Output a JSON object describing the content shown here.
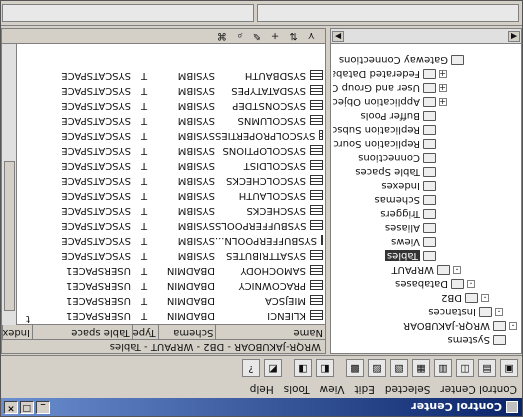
{
  "window": {
    "title": "Control Center"
  },
  "menu": [
    "Control Center",
    "Selected",
    "Edit",
    "View",
    "Tools",
    "Help"
  ],
  "tree": {
    "items": [
      {
        "label": "Systems",
        "depth": 0,
        "exp": ""
      },
      {
        "label": "WRQR-JAKUBOAR",
        "depth": 0,
        "exp": "-"
      },
      {
        "label": "Instances",
        "depth": 1,
        "exp": "-"
      },
      {
        "label": "DB2",
        "depth": 2,
        "exp": "-"
      },
      {
        "label": "Databases",
        "depth": 3,
        "exp": "-"
      },
      {
        "label": "WRPAUT",
        "depth": 4,
        "exp": "-"
      },
      {
        "label": "Tables",
        "depth": 5,
        "exp": "",
        "selected": true
      },
      {
        "label": "Views",
        "depth": 5,
        "exp": ""
      },
      {
        "label": "Aliases",
        "depth": 5,
        "exp": ""
      },
      {
        "label": "Triggers",
        "depth": 5,
        "exp": ""
      },
      {
        "label": "Schemas",
        "depth": 5,
        "exp": ""
      },
      {
        "label": "Indexes",
        "depth": 5,
        "exp": ""
      },
      {
        "label": "Table Spaces",
        "depth": 5,
        "exp": ""
      },
      {
        "label": "Connections",
        "depth": 5,
        "exp": ""
      },
      {
        "label": "Replication Sources",
        "depth": 5,
        "exp": ""
      },
      {
        "label": "Replication Subscriptions",
        "depth": 5,
        "exp": ""
      },
      {
        "label": "Buffer Pools",
        "depth": 5,
        "exp": ""
      },
      {
        "label": "Application Objects",
        "depth": 5,
        "exp": "+"
      },
      {
        "label": "User and Group Objects",
        "depth": 5,
        "exp": "+"
      },
      {
        "label": "Federated Database Objects",
        "depth": 5,
        "exp": "+"
      },
      {
        "label": "Gateway Connections",
        "depth": 3,
        "exp": ""
      }
    ]
  },
  "right": {
    "header": "WRQR-JAKUBOAR - DB2 - WRPAUT - Tables",
    "columns": [
      "Name",
      "Schema",
      "Type",
      "Table space",
      "Index t"
    ],
    "rows": [
      [
        "KLIENCI",
        "DBADMIN",
        "T",
        "USERSPACE1"
      ],
      [
        "MIEJSCA",
        "DBADMIN",
        "T",
        "USERSPACE1"
      ],
      [
        "PRACOWNICY",
        "DBADMIN",
        "T",
        "USERSPACE1"
      ],
      [
        "SAMOCHODY",
        "DBADMIN",
        "T",
        "USERSPACE1"
      ],
      [
        "SYSATTRIBUTES",
        "SYSIBM",
        "T",
        "SYSCATSPACE"
      ],
      [
        "SYSBUFFERPOOLN...",
        "SYSIBM",
        "T",
        "SYSCATSPACE"
      ],
      [
        "SYSBUFFERPOOLS",
        "SYSIBM",
        "T",
        "SYSCATSPACE"
      ],
      [
        "SYSCHECKS",
        "SYSIBM",
        "T",
        "SYSCATSPACE"
      ],
      [
        "SYSCOLAUTH",
        "SYSIBM",
        "T",
        "SYSCATSPACE"
      ],
      [
        "SYSCOLCHECKS",
        "SYSIBM",
        "T",
        "SYSCATSPACE"
      ],
      [
        "SYSCOLDIST",
        "SYSIBM",
        "T",
        "SYSCATSPACE"
      ],
      [
        "SYSCOLOPTIONS",
        "SYSIBM",
        "T",
        "SYSCATSPACE"
      ],
      [
        "SYSCOLPROPERTIES",
        "SYSIBM",
        "T",
        "SYSCATSPACE"
      ],
      [
        "SYSCOLUMNS",
        "SYSIBM",
        "T",
        "SYSCATSPACE"
      ],
      [
        "SYSCONSTDEP",
        "SYSIBM",
        "T",
        "SYSCATSPACE"
      ],
      [
        "SYSDATATYPES",
        "SYSIBM",
        "T",
        "SYSCATSPACE"
      ],
      [
        "SYSDBAUTH",
        "SYSIBM",
        "T",
        "SYSCATSPACE"
      ]
    ]
  },
  "colors": {
    "title_bar": "#0a246a",
    "chrome": "#d4d0c8"
  }
}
_ _ _ _ _
Restate the whole listing above exactly, please, omitting every image.

Output a JSON object describing the content shown here.
{
  "window": {
    "title": "Control Center"
  },
  "menu": [
    "Control Center",
    "Selected",
    "Edit",
    "View",
    "Tools",
    "Help"
  ],
  "tree": {
    "items": [
      {
        "label": "Systems",
        "depth": 0,
        "exp": ""
      },
      {
        "label": "WRQR-JAKUBOAR",
        "depth": 0,
        "exp": "-"
      },
      {
        "label": "Instances",
        "depth": 1,
        "exp": "-"
      },
      {
        "label": "DB2",
        "depth": 2,
        "exp": "-"
      },
      {
        "label": "Databases",
        "depth": 3,
        "exp": "-"
      },
      {
        "label": "WRPAUT",
        "depth": 4,
        "exp": "-"
      },
      {
        "label": "Tables",
        "depth": 5,
        "exp": "",
        "selected": true
      },
      {
        "label": "Views",
        "depth": 5,
        "exp": ""
      },
      {
        "label": "Aliases",
        "depth": 5,
        "exp": ""
      },
      {
        "label": "Triggers",
        "depth": 5,
        "exp": ""
      },
      {
        "label": "Schemas",
        "depth": 5,
        "exp": ""
      },
      {
        "label": "Indexes",
        "depth": 5,
        "exp": ""
      },
      {
        "label": "Table Spaces",
        "depth": 5,
        "exp": ""
      },
      {
        "label": "Connections",
        "depth": 5,
        "exp": ""
      },
      {
        "label": "Replication Sources",
        "depth": 5,
        "exp": ""
      },
      {
        "label": "Replication Subscriptions",
        "depth": 5,
        "exp": ""
      },
      {
        "label": "Buffer Pools",
        "depth": 5,
        "exp": ""
      },
      {
        "label": "Application Objects",
        "depth": 5,
        "exp": "+"
      },
      {
        "label": "User and Group Objects",
        "depth": 5,
        "exp": "+"
      },
      {
        "label": "Federated Database Objects",
        "depth": 5,
        "exp": "+"
      },
      {
        "label": "Gateway Connections",
        "depth": 3,
        "exp": ""
      }
    ]
  },
  "right": {
    "header": "WRQR-JAKUBOAR - DB2 - WRPAUT - Tables",
    "columns": [
      "Name",
      "Schema",
      "Type",
      "Table space",
      "Index t"
    ],
    "rows": [
      [
        "KLIENCI",
        "DBADMIN",
        "T",
        "USERSPACE1"
      ],
      [
        "MIEJSCA",
        "DBADMIN",
        "T",
        "USERSPACE1"
      ],
      [
        "PRACOWNICY",
        "DBADMIN",
        "T",
        "USERSPACE1"
      ],
      [
        "SAMOCHODY",
        "DBADMIN",
        "T",
        "USERSPACE1"
      ],
      [
        "SYSATTRIBUTES",
        "SYSIBM",
        "T",
        "SYSCATSPACE"
      ],
      [
        "SYSBUFFERPOOLN...",
        "SYSIBM",
        "T",
        "SYSCATSPACE"
      ],
      [
        "SYSBUFFERPOOLS",
        "SYSIBM",
        "T",
        "SYSCATSPACE"
      ],
      [
        "SYSCHECKS",
        "SYSIBM",
        "T",
        "SYSCATSPACE"
      ],
      [
        "SYSCOLAUTH",
        "SYSIBM",
        "T",
        "SYSCATSPACE"
      ],
      [
        "SYSCOLCHECKS",
        "SYSIBM",
        "T",
        "SYSCATSPACE"
      ],
      [
        "SYSCOLDIST",
        "SYSIBM",
        "T",
        "SYSCATSPACE"
      ],
      [
        "SYSCOLOPTIONS",
        "SYSIBM",
        "T",
        "SYSCATSPACE"
      ],
      [
        "SYSCOLPROPERTIES",
        "SYSIBM",
        "T",
        "SYSCATSPACE"
      ],
      [
        "SYSCOLUMNS",
        "SYSIBM",
        "T",
        "SYSCATSPACE"
      ],
      [
        "SYSCONSTDEP",
        "SYSIBM",
        "T",
        "SYSCATSPACE"
      ],
      [
        "SYSDATATYPES",
        "SYSIBM",
        "T",
        "SYSCATSPACE"
      ],
      [
        "SYSDBAUTH",
        "SYSIBM",
        "T",
        "SYSCATSPACE"
      ]
    ]
  },
  "colors": {
    "title_bar": "#0a246a",
    "chrome": "#d4d0c8"
  }
}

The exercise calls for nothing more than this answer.